Task to complete:
Each line below should be quoted exactly, please.

Input for this task:
----

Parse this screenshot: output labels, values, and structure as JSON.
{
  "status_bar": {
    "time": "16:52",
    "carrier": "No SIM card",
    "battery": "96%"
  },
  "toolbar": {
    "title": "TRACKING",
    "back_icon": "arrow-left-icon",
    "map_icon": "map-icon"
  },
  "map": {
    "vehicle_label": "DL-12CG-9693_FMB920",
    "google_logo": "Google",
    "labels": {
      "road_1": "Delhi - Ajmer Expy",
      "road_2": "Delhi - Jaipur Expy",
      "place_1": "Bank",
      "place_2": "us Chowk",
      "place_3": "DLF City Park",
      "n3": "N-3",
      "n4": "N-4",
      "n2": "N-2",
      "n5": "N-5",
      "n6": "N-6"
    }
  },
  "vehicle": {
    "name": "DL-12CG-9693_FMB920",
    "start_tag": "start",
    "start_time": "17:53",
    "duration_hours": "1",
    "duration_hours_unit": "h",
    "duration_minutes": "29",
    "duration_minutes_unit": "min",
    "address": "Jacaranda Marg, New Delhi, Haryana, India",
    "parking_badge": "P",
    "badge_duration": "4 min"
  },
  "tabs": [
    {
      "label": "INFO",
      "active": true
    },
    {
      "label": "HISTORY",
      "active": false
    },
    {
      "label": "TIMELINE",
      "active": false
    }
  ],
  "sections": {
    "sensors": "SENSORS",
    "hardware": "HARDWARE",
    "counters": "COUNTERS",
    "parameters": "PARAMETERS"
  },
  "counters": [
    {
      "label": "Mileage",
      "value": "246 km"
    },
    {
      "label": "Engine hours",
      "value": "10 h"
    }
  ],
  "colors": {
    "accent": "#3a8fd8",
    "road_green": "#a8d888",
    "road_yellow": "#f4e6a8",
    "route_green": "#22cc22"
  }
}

----

Expected answer:
Parse this screenshot: output labels, values, and structure as JSON.
{
  "status_bar": {
    "time": "16:52",
    "carrier": "No SIM card",
    "battery": "96%"
  },
  "toolbar": {
    "title": "TRACKING",
    "back_icon": "arrow-left-icon",
    "map_icon": "map-icon"
  },
  "map": {
    "vehicle_label": "DL-12CG-9693_FMB920",
    "google_logo": "Google",
    "labels": {
      "road_1": "Delhi - Ajmer Expy",
      "road_2": "Delhi - Jaipur Expy",
      "place_1": "Bank",
      "place_2": "us Chowk",
      "place_3": "DLF City Park",
      "n3": "N-3",
      "n4": "N-4",
      "n2": "N-2",
      "n5": "N-5",
      "n6": "N-6"
    }
  },
  "vehicle": {
    "name": "DL-12CG-9693_FMB920",
    "start_tag": "start",
    "start_time": "17:53",
    "duration_hours": "1",
    "duration_hours_unit": "h",
    "duration_minutes": "29",
    "duration_minutes_unit": "min",
    "address": "Jacaranda Marg, New Delhi, Haryana, India",
    "parking_badge": "P",
    "badge_duration": "4 min"
  },
  "tabs": [
    {
      "label": "INFO",
      "active": true
    },
    {
      "label": "HISTORY",
      "active": false
    },
    {
      "label": "TIMELINE",
      "active": false
    }
  ],
  "sections": {
    "sensors": "SENSORS",
    "hardware": "HARDWARE",
    "counters": "COUNTERS",
    "parameters": "PARAMETERS"
  },
  "counters": [
    {
      "label": "Mileage",
      "value": "246 km"
    },
    {
      "label": "Engine hours",
      "value": "10 h"
    }
  ],
  "colors": {
    "accent": "#3a8fd8",
    "road_green": "#a8d888",
    "road_yellow": "#f4e6a8",
    "route_green": "#22cc22"
  }
}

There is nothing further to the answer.